In the listing below, find every line with the string "입체도형은" and pull it out.

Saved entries
>> BEGIN

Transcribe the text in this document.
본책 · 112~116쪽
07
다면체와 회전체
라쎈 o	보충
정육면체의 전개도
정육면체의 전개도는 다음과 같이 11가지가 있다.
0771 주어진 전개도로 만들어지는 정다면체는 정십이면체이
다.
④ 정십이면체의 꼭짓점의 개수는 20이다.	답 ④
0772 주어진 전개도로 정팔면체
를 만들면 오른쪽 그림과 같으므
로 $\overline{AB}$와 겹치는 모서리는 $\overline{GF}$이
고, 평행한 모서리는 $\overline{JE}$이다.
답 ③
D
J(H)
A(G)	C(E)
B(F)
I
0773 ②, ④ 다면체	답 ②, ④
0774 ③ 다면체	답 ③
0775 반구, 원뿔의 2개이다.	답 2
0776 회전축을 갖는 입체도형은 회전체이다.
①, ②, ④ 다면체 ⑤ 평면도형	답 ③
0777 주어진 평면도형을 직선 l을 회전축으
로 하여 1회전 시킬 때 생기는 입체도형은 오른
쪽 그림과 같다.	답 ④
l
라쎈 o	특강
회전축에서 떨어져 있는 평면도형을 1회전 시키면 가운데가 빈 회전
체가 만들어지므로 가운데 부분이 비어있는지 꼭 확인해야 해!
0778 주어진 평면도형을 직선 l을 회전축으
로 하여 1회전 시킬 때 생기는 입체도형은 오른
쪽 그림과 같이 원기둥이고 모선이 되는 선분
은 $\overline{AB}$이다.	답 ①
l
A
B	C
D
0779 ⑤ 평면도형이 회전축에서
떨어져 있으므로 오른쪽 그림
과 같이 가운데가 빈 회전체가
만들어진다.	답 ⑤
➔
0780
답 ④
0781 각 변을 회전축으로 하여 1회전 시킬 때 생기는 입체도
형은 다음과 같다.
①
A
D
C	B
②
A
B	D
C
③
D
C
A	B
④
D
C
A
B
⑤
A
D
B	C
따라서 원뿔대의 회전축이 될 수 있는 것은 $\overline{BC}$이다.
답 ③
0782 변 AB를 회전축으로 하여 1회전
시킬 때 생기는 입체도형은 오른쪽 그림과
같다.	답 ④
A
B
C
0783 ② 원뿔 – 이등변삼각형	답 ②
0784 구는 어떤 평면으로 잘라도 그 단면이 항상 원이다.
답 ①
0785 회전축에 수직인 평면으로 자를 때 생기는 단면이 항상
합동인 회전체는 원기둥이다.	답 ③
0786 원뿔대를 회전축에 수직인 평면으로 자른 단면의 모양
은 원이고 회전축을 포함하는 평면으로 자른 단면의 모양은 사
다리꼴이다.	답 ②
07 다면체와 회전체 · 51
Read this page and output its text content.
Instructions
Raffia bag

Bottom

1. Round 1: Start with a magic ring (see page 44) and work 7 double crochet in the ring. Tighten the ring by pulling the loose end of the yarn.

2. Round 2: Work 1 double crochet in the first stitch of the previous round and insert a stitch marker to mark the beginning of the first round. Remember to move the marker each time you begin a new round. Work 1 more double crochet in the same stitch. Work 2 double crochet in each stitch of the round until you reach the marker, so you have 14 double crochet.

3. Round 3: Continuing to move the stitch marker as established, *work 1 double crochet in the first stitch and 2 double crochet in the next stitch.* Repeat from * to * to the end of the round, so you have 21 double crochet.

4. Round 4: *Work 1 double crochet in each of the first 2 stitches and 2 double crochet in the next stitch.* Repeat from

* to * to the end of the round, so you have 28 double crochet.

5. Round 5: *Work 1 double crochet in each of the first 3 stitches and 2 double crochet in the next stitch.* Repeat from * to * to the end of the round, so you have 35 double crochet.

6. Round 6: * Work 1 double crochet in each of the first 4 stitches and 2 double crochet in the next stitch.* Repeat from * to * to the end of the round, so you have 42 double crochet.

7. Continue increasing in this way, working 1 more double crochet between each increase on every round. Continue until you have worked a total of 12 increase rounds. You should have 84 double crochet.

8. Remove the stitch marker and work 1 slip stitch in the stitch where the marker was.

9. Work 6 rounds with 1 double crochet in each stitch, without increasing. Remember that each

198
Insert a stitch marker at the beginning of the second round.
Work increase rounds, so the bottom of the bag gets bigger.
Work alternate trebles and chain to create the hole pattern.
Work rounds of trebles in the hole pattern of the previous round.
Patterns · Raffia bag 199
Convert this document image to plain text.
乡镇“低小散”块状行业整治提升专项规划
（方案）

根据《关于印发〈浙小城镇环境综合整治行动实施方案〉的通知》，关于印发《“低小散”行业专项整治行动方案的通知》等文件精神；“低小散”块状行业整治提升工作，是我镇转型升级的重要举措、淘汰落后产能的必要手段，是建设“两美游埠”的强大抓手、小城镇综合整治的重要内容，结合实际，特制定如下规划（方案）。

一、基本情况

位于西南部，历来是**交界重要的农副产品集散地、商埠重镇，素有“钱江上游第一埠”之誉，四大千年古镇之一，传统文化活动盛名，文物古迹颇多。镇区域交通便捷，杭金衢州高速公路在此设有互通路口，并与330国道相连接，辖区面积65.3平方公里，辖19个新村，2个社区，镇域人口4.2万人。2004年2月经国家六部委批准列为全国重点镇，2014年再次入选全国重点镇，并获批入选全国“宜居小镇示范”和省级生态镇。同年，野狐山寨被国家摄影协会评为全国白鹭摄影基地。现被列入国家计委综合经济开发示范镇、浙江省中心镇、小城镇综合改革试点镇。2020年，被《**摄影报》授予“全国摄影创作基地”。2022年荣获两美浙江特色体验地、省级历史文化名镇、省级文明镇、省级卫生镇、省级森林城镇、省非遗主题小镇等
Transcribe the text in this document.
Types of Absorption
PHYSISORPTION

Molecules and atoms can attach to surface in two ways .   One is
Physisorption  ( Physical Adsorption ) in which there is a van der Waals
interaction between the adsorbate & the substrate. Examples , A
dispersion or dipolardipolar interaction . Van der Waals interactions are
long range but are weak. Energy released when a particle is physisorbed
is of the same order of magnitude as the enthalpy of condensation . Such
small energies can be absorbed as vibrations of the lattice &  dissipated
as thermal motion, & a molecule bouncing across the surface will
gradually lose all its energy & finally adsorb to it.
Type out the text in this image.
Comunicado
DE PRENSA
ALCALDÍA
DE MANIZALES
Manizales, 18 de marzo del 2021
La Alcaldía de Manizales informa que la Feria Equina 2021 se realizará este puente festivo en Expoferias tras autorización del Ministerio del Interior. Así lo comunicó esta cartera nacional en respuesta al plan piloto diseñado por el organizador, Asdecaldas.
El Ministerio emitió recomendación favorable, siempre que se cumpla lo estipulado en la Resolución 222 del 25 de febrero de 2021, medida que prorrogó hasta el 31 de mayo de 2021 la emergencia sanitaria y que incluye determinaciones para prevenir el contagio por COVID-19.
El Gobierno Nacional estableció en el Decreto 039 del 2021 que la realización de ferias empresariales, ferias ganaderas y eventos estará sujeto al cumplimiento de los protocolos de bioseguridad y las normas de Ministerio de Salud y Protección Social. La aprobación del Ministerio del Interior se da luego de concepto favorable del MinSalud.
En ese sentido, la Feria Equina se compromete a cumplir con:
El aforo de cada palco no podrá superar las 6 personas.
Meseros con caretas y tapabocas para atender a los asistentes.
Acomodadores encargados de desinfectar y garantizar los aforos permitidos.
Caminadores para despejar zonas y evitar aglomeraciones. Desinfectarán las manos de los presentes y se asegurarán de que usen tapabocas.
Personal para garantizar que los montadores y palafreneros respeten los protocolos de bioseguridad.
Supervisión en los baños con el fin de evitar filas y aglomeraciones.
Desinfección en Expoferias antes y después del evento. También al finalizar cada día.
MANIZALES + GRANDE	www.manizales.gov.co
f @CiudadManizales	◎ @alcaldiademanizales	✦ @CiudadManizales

>> END

EXERCISE ANSWER:
0776 회전축을 갖는 입체도형은 회전체이다.
로 하여 1회전 시킬 때 생기는 입체도형은 오른
로 하여 1회전 시킬 때 생기는 입체도형은 오른
시킬 때 생기는 입체도형은 오른쪽 그림과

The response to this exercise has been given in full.